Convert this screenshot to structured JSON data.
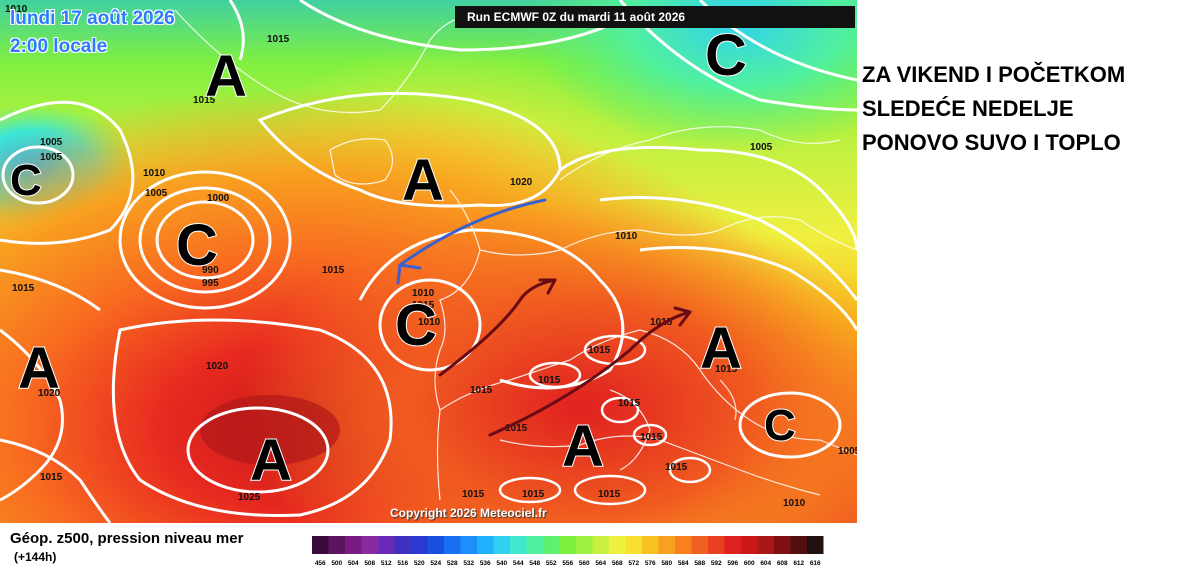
{
  "map": {
    "run_label": "Run ECMWF 0Z du mardi 11 août 2026",
    "date_line1": "lundi 17 août 2026",
    "date_line2": "2:00 locale",
    "copyright": "Copyright 2026 Meteociel.fr",
    "pressure_systems": [
      {
        "letter": "A",
        "type": "high"
      },
      {
        "letter": "C",
        "type": "low"
      },
      {
        "letter": "C",
        "type": "low"
      },
      {
        "letter": "C",
        "type": "low"
      },
      {
        "letter": "A",
        "type": "high"
      },
      {
        "letter": "A",
        "type": "high"
      },
      {
        "letter": "C",
        "type": "low"
      },
      {
        "letter": "A",
        "type": "high"
      },
      {
        "letter": "A",
        "type": "high"
      },
      {
        "letter": "A",
        "type": "high"
      },
      {
        "letter": "C",
        "type": "low"
      }
    ],
    "isobar_labels": [
      "1010",
      "1015",
      "1015",
      "1005",
      "1005",
      "1010",
      "1005",
      "1000",
      "990",
      "995",
      "1015",
      "1020",
      "1020",
      "1010",
      "1005",
      "1015",
      "1010",
      "1010",
      "1015",
      "1015",
      "1020",
      "1015",
      "1025",
      "1015",
      "1015",
      "1015",
      "1015",
      "1015",
      "1015",
      "1015",
      "1015",
      "1015",
      "1010",
      "1005",
      "1015",
      "1015"
    ]
  },
  "headline": {
    "line1": "ZA VIKEND I POČETKOM",
    "line2": "SLEDEĆE NEDELJE",
    "line3": "PONOVO SUVO I TOPLO"
  },
  "caption": {
    "title": "Géop. z500, pression niveau mer",
    "subtitle": "(+144h)"
  },
  "scale": {
    "labels": [
      "456",
      "500",
      "504",
      "508",
      "512",
      "516",
      "520",
      "524",
      "528",
      "532",
      "536",
      "540",
      "544",
      "548",
      "552",
      "556",
      "560",
      "564",
      "568",
      "572",
      "576",
      "580",
      "584",
      "588",
      "592",
      "596",
      "600",
      "604",
      "608",
      "612",
      "616"
    ],
    "colors": [
      "#3a0a3a",
      "#5c1460",
      "#7a1a82",
      "#8a2aa0",
      "#6a2ab8",
      "#4030c0",
      "#2a3ad0",
      "#1a50e0",
      "#1a70f0",
      "#1a90f8",
      "#20b0ff",
      "#30d0f0",
      "#40e8d0",
      "#50f0a0",
      "#60f070",
      "#80f040",
      "#a0f040",
      "#c8f040",
      "#f0f040",
      "#f8e030",
      "#f8c020",
      "#f8a020",
      "#f88020",
      "#f06020",
      "#e84020",
      "#e02020",
      "#c81818",
      "#a81818",
      "#801010",
      "#501010",
      "#201010"
    ]
  },
  "colors": {
    "arrow_blue": "#3a5fd0",
    "arrow_dark_red": "#6a0a14",
    "date_text": "#2a7bff"
  }
}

──────────

> _Directive_: Copy out each line of the listing that holds "août".

> _Reply to the task_:
    "run_label": "Run ECMWF 0Z du mardi 11 août 2026",
    "date_line1": "lundi 17 août 2026",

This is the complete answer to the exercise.